PROBLEM DESCRIPTION: Scan the material and copy every line in which "PERMAINAN" appears.

________________

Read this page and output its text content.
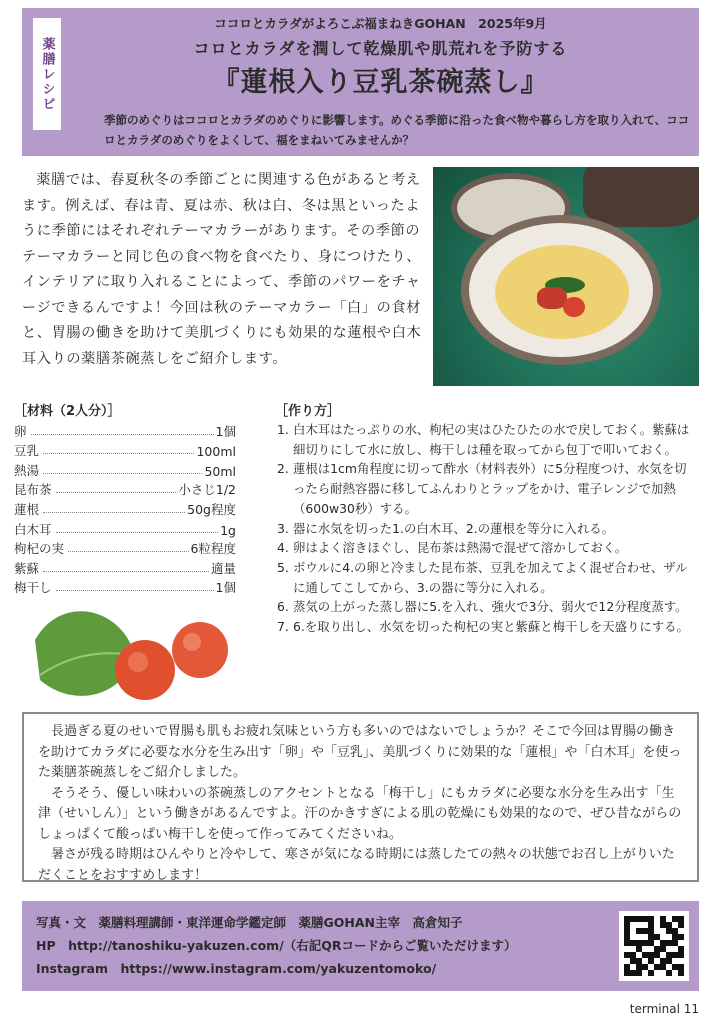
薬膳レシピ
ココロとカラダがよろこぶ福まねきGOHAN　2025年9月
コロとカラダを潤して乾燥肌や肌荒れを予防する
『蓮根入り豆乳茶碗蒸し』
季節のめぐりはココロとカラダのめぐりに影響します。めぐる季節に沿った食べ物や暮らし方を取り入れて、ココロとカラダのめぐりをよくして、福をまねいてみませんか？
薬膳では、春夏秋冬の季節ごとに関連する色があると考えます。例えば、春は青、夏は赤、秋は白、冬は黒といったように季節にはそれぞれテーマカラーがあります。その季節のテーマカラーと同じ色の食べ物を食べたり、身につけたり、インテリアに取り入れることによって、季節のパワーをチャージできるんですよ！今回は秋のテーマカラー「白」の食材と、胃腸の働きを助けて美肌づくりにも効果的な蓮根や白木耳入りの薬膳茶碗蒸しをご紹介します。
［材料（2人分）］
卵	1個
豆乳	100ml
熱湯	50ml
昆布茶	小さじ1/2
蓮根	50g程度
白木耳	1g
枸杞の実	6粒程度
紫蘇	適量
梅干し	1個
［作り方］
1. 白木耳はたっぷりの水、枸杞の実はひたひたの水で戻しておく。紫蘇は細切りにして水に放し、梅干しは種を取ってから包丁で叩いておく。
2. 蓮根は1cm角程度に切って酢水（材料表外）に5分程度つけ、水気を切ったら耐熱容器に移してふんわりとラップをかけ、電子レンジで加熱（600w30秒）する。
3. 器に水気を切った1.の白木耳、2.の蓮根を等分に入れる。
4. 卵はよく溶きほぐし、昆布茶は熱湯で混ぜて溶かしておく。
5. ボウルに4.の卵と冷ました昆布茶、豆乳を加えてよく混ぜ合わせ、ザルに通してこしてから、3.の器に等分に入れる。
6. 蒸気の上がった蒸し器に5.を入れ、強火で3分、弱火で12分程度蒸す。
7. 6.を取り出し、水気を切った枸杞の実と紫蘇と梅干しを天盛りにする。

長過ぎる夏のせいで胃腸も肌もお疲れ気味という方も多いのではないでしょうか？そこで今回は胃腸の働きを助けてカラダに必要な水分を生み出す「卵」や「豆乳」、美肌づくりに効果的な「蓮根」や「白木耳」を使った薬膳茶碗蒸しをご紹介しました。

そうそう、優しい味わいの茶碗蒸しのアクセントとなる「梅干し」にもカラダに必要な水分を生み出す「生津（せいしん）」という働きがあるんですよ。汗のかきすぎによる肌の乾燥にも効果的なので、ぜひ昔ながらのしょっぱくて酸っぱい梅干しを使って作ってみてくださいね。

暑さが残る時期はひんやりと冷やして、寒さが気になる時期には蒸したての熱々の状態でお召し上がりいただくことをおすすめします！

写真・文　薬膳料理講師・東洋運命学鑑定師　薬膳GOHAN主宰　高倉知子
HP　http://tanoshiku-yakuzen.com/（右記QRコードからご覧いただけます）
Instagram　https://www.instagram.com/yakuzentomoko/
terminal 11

________________

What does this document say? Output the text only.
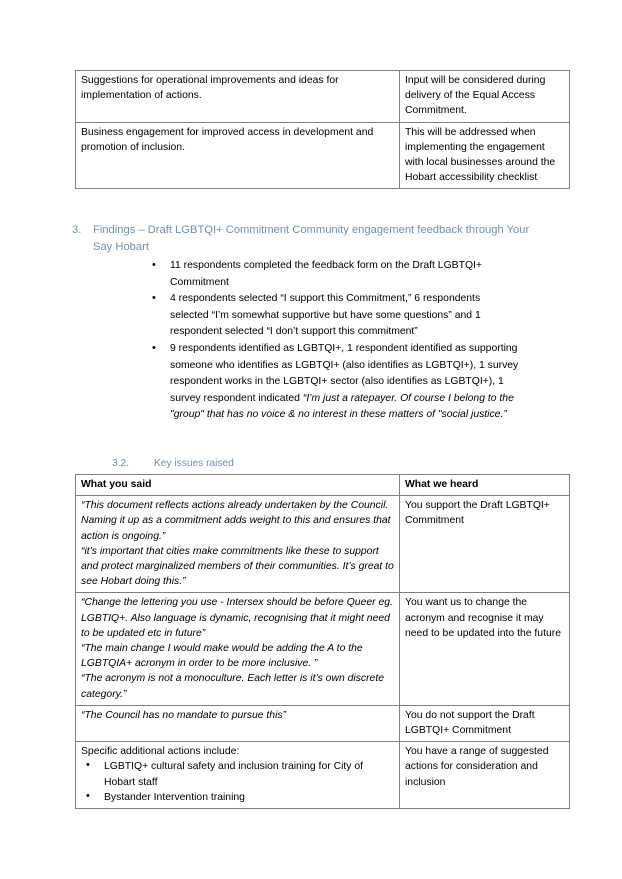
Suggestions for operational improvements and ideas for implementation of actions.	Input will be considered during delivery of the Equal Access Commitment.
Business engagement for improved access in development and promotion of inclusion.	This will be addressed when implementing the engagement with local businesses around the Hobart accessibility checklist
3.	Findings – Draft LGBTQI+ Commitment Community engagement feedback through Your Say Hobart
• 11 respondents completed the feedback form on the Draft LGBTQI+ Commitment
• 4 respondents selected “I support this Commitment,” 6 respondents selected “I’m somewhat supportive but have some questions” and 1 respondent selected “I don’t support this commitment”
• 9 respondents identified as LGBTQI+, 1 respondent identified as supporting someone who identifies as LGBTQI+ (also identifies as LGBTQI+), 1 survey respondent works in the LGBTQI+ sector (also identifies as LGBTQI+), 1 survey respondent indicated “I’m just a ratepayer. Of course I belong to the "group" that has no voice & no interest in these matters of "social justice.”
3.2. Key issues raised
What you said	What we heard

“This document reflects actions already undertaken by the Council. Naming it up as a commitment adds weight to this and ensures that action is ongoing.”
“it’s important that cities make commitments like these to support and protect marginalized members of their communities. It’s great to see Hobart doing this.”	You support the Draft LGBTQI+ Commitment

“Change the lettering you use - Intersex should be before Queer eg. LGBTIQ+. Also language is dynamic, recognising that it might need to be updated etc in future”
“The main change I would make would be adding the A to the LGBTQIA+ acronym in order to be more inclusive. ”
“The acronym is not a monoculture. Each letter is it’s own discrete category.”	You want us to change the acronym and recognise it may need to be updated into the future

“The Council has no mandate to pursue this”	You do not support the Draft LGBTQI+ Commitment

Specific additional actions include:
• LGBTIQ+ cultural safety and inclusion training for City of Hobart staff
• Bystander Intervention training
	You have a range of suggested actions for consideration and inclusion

________________

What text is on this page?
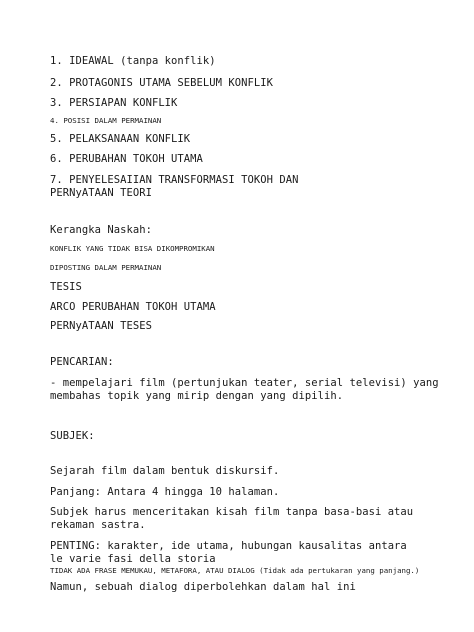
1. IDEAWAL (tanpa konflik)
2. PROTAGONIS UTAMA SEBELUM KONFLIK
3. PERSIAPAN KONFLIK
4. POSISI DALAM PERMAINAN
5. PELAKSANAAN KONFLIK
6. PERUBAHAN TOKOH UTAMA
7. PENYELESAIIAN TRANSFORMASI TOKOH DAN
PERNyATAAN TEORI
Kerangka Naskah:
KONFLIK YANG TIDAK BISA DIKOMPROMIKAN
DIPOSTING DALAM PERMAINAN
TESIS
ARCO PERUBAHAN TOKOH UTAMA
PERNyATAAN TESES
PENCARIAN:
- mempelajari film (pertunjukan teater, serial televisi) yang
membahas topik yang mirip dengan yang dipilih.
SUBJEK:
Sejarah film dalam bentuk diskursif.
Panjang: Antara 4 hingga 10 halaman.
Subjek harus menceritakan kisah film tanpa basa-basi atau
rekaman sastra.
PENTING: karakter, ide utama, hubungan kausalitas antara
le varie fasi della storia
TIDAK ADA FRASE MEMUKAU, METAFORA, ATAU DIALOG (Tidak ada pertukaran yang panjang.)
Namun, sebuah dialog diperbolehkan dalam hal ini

________________

EXERCISE OUTPUT:
4. POSISI DALAM PERMAINAN
DIPOSTING DALAM PERMAINAN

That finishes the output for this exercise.